→ **Exercise**
Repeat the listing word for word. No pictures belong in the copy.

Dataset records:
↓
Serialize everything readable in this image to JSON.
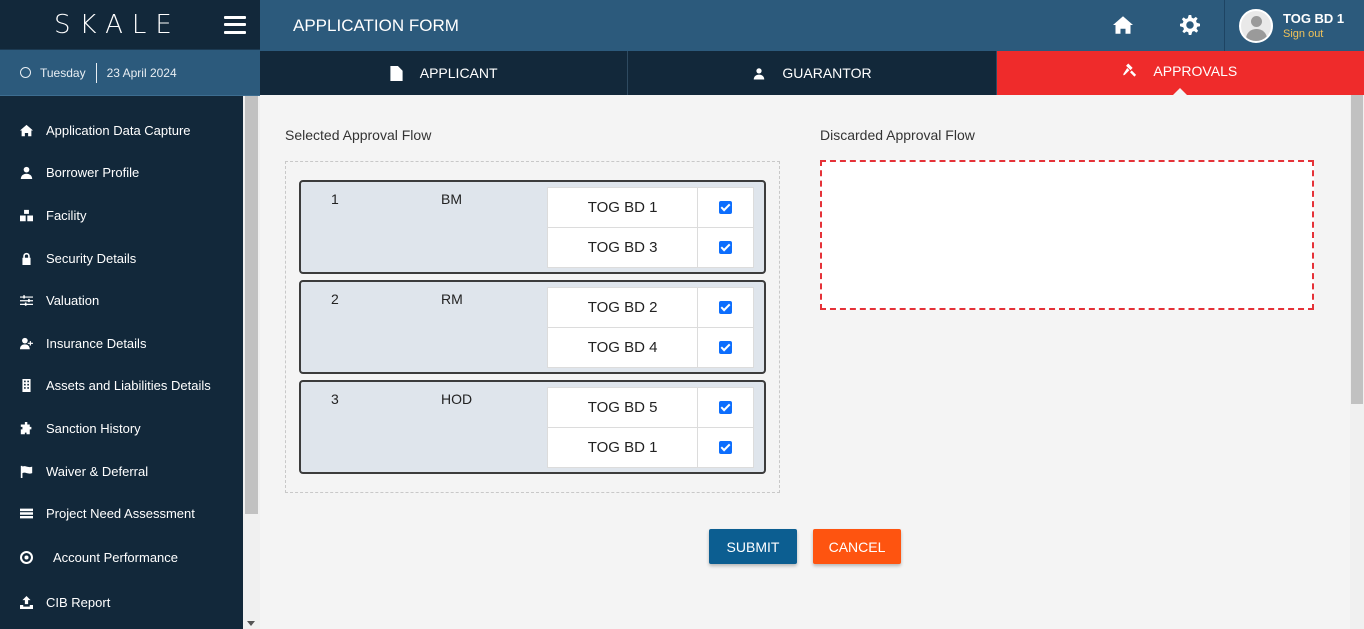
{
  "app": {
    "logo": "SKALE"
  },
  "date": {
    "day": "Tuesday",
    "date": "23 April 2024"
  },
  "header": {
    "title": "APPLICATION FORM"
  },
  "user": {
    "name": "TOG BD 1",
    "signout": "Sign out"
  },
  "sidebar": {
    "items": [
      {
        "label": "Application Data Capture",
        "icon": "home-icon"
      },
      {
        "label": "Borrower Profile",
        "icon": "user-icon"
      },
      {
        "label": "Facility",
        "icon": "cubes-icon"
      },
      {
        "label": "Security Details",
        "icon": "shield-icon"
      },
      {
        "label": "Valuation",
        "icon": "sliders-icon"
      },
      {
        "label": "Insurance Details",
        "icon": "user-plus-icon"
      },
      {
        "label": "Assets and Liabilities Details",
        "icon": "building-icon"
      },
      {
        "label": "Sanction History",
        "icon": "puzzle-icon"
      },
      {
        "label": "Waiver & Deferral",
        "icon": "flag-icon"
      },
      {
        "label": "Project Need Assessment",
        "icon": "list-icon"
      },
      {
        "label": "Account Performance",
        "icon": "target-icon"
      },
      {
        "label": "CIB Report",
        "icon": "upload-icon"
      }
    ]
  },
  "tabs": [
    {
      "label": "APPLICANT",
      "icon": "file-icon",
      "active": false
    },
    {
      "label": "GUARANTOR",
      "icon": "user-icon",
      "active": false
    },
    {
      "label": "APPROVALS",
      "icon": "gavel-icon",
      "active": true
    }
  ],
  "approvals": {
    "selected_label": "Selected Approval Flow",
    "discarded_label": "Discarded Approval Flow",
    "flows": [
      {
        "num": "1",
        "role": "BM",
        "approvers": [
          {
            "name": "TOG BD 1",
            "checked": true
          },
          {
            "name": "TOG BD 3",
            "checked": true
          }
        ]
      },
      {
        "num": "2",
        "role": "RM",
        "approvers": [
          {
            "name": "TOG BD 2",
            "checked": true
          },
          {
            "name": "TOG BD 4",
            "checked": true
          }
        ]
      },
      {
        "num": "3",
        "role": "HOD",
        "approvers": [
          {
            "name": "TOG BD 5",
            "checked": true
          },
          {
            "name": "TOG BD 1",
            "checked": true
          }
        ]
      }
    ]
  },
  "buttons": {
    "submit": "SUBMIT",
    "cancel": "CANCEL"
  },
  "colors": {
    "accent_red": "#ef2b2b",
    "nav_dark": "#12283a",
    "header_blue": "#2c5a7c",
    "submit_blue": "#0c5e91",
    "cancel_orange": "#fe5410",
    "checkbox_blue": "#0d6efd"
  }
}
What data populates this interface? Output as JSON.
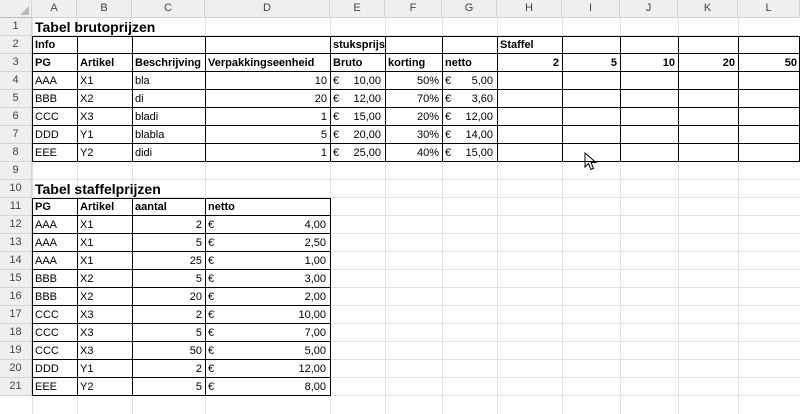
{
  "columns": [
    "A",
    "B",
    "C",
    "D",
    "E",
    "F",
    "G",
    "H",
    "I",
    "J",
    "K",
    "L"
  ],
  "rows": [
    "1",
    "2",
    "3",
    "4",
    "5",
    "6",
    "7",
    "8",
    "9",
    "10",
    "11",
    "12",
    "13",
    "14",
    "15",
    "16",
    "17",
    "18",
    "19",
    "20",
    "21"
  ],
  "table1": {
    "title": "Tabel brutoprijzen",
    "row2": {
      "info": "Info",
      "stuksprijs": "stuksprijs",
      "staffel": "Staffel"
    },
    "headers": {
      "pg": "PG",
      "artikel": "Artikel",
      "beschrijving": "Beschrijving",
      "verpakking": "Verpakkingseenheid",
      "bruto": "Bruto",
      "korting": "korting",
      "netto": "netto",
      "s2": "2",
      "s5": "5",
      "s10": "10",
      "s20": "20",
      "s50": "50"
    },
    "rows": [
      {
        "pg": "AAA",
        "artikel": "X1",
        "beschrijving": "bla",
        "verpakking": "10",
        "bruto_sym": "€",
        "bruto": "10,00",
        "korting": "50%",
        "netto_sym": "€",
        "netto": "5,00"
      },
      {
        "pg": "BBB",
        "artikel": "X2",
        "beschrijving": "di",
        "verpakking": "20",
        "bruto_sym": "€",
        "bruto": "12,00",
        "korting": "70%",
        "netto_sym": "€",
        "netto": "3,60"
      },
      {
        "pg": "CCC",
        "artikel": "X3",
        "beschrijving": "bladi",
        "verpakking": "1",
        "bruto_sym": "€",
        "bruto": "15,00",
        "korting": "20%",
        "netto_sym": "€",
        "netto": "12,00"
      },
      {
        "pg": "DDD",
        "artikel": "Y1",
        "beschrijving": "blabla",
        "verpakking": "5",
        "bruto_sym": "€",
        "bruto": "20,00",
        "korting": "30%",
        "netto_sym": "€",
        "netto": "14,00"
      },
      {
        "pg": "EEE",
        "artikel": "Y2",
        "beschrijving": "didi",
        "verpakking": "1",
        "bruto_sym": "€",
        "bruto": "25,00",
        "korting": "40%",
        "netto_sym": "€",
        "netto": "15,00"
      }
    ]
  },
  "table2": {
    "title": "Tabel staffelprijzen",
    "headers": {
      "pg": "PG",
      "artikel": "Artikel",
      "aantal": "aantal",
      "netto": "netto"
    },
    "rows": [
      {
        "pg": "AAA",
        "artikel": "X1",
        "aantal": "2",
        "netto_sym": "€",
        "netto": "4,00"
      },
      {
        "pg": "AAA",
        "artikel": "X1",
        "aantal": "5",
        "netto_sym": "€",
        "netto": "2,50"
      },
      {
        "pg": "AAA",
        "artikel": "X1",
        "aantal": "25",
        "netto_sym": "€",
        "netto": "1,00"
      },
      {
        "pg": "BBB",
        "artikel": "X2",
        "aantal": "5",
        "netto_sym": "€",
        "netto": "3,00"
      },
      {
        "pg": "BBB",
        "artikel": "X2",
        "aantal": "20",
        "netto_sym": "€",
        "netto": "2,00"
      },
      {
        "pg": "CCC",
        "artikel": "X3",
        "aantal": "2",
        "netto_sym": "€",
        "netto": "10,00"
      },
      {
        "pg": "CCC",
        "artikel": "X3",
        "aantal": "5",
        "netto_sym": "€",
        "netto": "7,00"
      },
      {
        "pg": "CCC",
        "artikel": "X3",
        "aantal": "50",
        "netto_sym": "€",
        "netto": "5,00"
      },
      {
        "pg": "DDD",
        "artikel": "Y1",
        "aantal": "2",
        "netto_sym": "€",
        "netto": "12,00"
      },
      {
        "pg": "EEE",
        "artikel": "Y2",
        "aantal": "5",
        "netto_sym": "€",
        "netto": "8,00"
      }
    ]
  },
  "icons": {
    "cursor": "mouse-pointer-icon",
    "select_all": "select-all-triangle-icon"
  }
}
↑
→ **Response to this exercise**
Serialize everything readable in this image to JSON.
{
  "app": {
    "logo": "SKALE"
  },
  "date": {
    "day": "Tuesday",
    "date": "23 April 2024"
  },
  "header": {
    "title": "APPLICATION FORM"
  },
  "user": {
    "name": "TOG BD 1",
    "signout": "Sign out"
  },
  "sidebar": {
    "items": [
      {
        "label": "Application Data Capture",
        "icon": "home-icon"
      },
      {
        "label": "Borrower Profile",
        "icon": "user-icon"
      },
      {
        "label": "Facility",
        "icon": "cubes-icon"
      },
      {
        "label": "Security Details",
        "icon": "shield-icon"
      },
      {
        "label": "Valuation",
        "icon": "sliders-icon"
      },
      {
        "label": "Insurance Details",
        "icon": "user-plus-icon"
      },
      {
        "label": "Assets and Liabilities Details",
        "icon": "building-icon"
      },
      {
        "label": "Sanction History",
        "icon": "puzzle-icon"
      },
      {
        "label": "Waiver & Deferral",
        "icon": "flag-icon"
      },
      {
        "label": "Project Need Assessment",
        "icon": "list-icon"
      },
      {
        "label": "Account Performance",
        "icon": "target-icon"
      },
      {
        "label": "CIB Report",
        "icon": "upload-icon"
      }
    ]
  },
  "tabs": [
    {
      "label": "APPLICANT",
      "icon": "file-icon",
      "active": false
    },
    {
      "label": "GUARANTOR",
      "icon": "user-icon",
      "active": false
    },
    {
      "label": "APPROVALS",
      "icon": "gavel-icon",
      "active": true
    }
  ],
  "approvals": {
    "selected_label": "Selected Approval Flow",
    "discarded_label": "Discarded Approval Flow",
    "flows": [
      {
        "num": "1",
        "role": "BM",
        "approvers": [
          {
            "name": "TOG BD 1",
            "checked": true
          },
          {
            "name": "TOG BD 3",
            "checked": true
          }
        ]
      },
      {
        "num": "2",
        "role": "RM",
        "approvers": [
          {
            "name": "TOG BD 2",
            "checked": true
          },
          {
            "name": "TOG BD 4",
            "checked": true
          }
        ]
      },
      {
        "num": "3",
        "role": "HOD",
        "approvers": [
          {
            "name": "TOG BD 5",
            "checked": true
          },
          {
            "name": "TOG BD 1",
            "checked": true
          }
        ]
      }
    ]
  },
  "buttons": {
    "submit": "SUBMIT",
    "cancel": "CANCEL"
  },
  "colors": {
    "accent_red": "#ef2b2b",
    "nav_dark": "#12283a",
    "header_blue": "#2c5a7c",
    "submit_blue": "#0c5e91",
    "cancel_orange": "#fe5410",
    "checkbox_blue": "#0d6efd"
  }
}
What data populates this interface? Output as JSON.
{
  "columns": [
    "A",
    "B",
    "C",
    "D",
    "E",
    "F",
    "G",
    "H",
    "I",
    "J",
    "K",
    "L"
  ],
  "rows": [
    "1",
    "2",
    "3",
    "4",
    "5",
    "6",
    "7",
    "8",
    "9",
    "10",
    "11",
    "12",
    "13",
    "14",
    "15",
    "16",
    "17",
    "18",
    "19",
    "20",
    "21"
  ],
  "table1": {
    "title": "Tabel brutoprijzen",
    "row2": {
      "info": "Info",
      "stuksprijs": "stuksprijs",
      "staffel": "Staffel"
    },
    "headers": {
      "pg": "PG",
      "artikel": "Artikel",
      "beschrijving": "Beschrijving",
      "verpakking": "Verpakkingseenheid",
      "bruto": "Bruto",
      "korting": "korting",
      "netto": "netto",
      "s2": "2",
      "s5": "5",
      "s10": "10",
      "s20": "20",
      "s50": "50"
    },
    "rows": [
      {
        "pg": "AAA",
        "artikel": "X1",
        "beschrijving": "bla",
        "verpakking": "10",
        "bruto_sym": "€",
        "bruto": "10,00",
        "korting": "50%",
        "netto_sym": "€",
        "netto": "5,00"
      },
      {
        "pg": "BBB",
        "artikel": "X2",
        "beschrijving": "di",
        "verpakking": "20",
        "bruto_sym": "€",
        "bruto": "12,00",
        "korting": "70%",
        "netto_sym": "€",
        "netto": "3,60"
      },
      {
        "pg": "CCC",
        "artikel": "X3",
        "beschrijving": "bladi",
        "verpakking": "1",
        "bruto_sym": "€",
        "bruto": "15,00",
        "korting": "20%",
        "netto_sym": "€",
        "netto": "12,00"
      },
      {
        "pg": "DDD",
        "artikel": "Y1",
        "beschrijving": "blabla",
        "verpakking": "5",
        "bruto_sym": "€",
        "bruto": "20,00",
        "korting": "30%",
        "netto_sym": "€",
        "netto": "14,00"
      },
      {
        "pg": "EEE",
        "artikel": "Y2",
        "beschrijving": "didi",
        "verpakking": "1",
        "bruto_sym": "€",
        "bruto": "25,00",
        "korting": "40%",
        "netto_sym": "€",
        "netto": "15,00"
      }
    ]
  },
  "table2": {
    "title": "Tabel staffelprijzen",
    "headers": {
      "pg": "PG",
      "artikel": "Artikel",
      "aantal": "aantal",
      "netto": "netto"
    },
    "rows": [
      {
        "pg": "AAA",
        "artikel": "X1",
        "aantal": "2",
        "netto_sym": "€",
        "netto": "4,00"
      },
      {
        "pg": "AAA",
        "artikel": "X1",
        "aantal": "5",
        "netto_sym": "€",
        "netto": "2,50"
      },
      {
        "pg": "AAA",
        "artikel": "X1",
        "aantal": "25",
        "netto_sym": "€",
        "netto": "1,00"
      },
      {
        "pg": "BBB",
        "artikel": "X2",
        "aantal": "5",
        "netto_sym": "€",
        "netto": "3,00"
      },
      {
        "pg": "BBB",
        "artikel": "X2",
        "aantal": "20",
        "netto_sym": "€",
        "netto": "2,00"
      },
      {
        "pg": "CCC",
        "artikel": "X3",
        "aantal": "2",
        "netto_sym": "€",
        "netto": "10,00"
      },
      {
        "pg": "CCC",
        "artikel": "X3",
        "aantal": "5",
        "netto_sym": "€",
        "netto": "7,00"
      },
      {
        "pg": "CCC",
        "artikel": "X3",
        "aantal": "50",
        "netto_sym": "€",
        "netto": "5,00"
      },
      {
        "pg": "DDD",
        "artikel": "Y1",
        "aantal": "2",
        "netto_sym": "€",
        "netto": "12,00"
      },
      {
        "pg": "EEE",
        "artikel": "Y2",
        "aantal": "5",
        "netto_sym": "€",
        "netto": "8,00"
      }
    ]
  },
  "icons": {
    "cursor": "mouse-pointer-icon",
    "select_all": "select-all-triangle-icon"
  }
}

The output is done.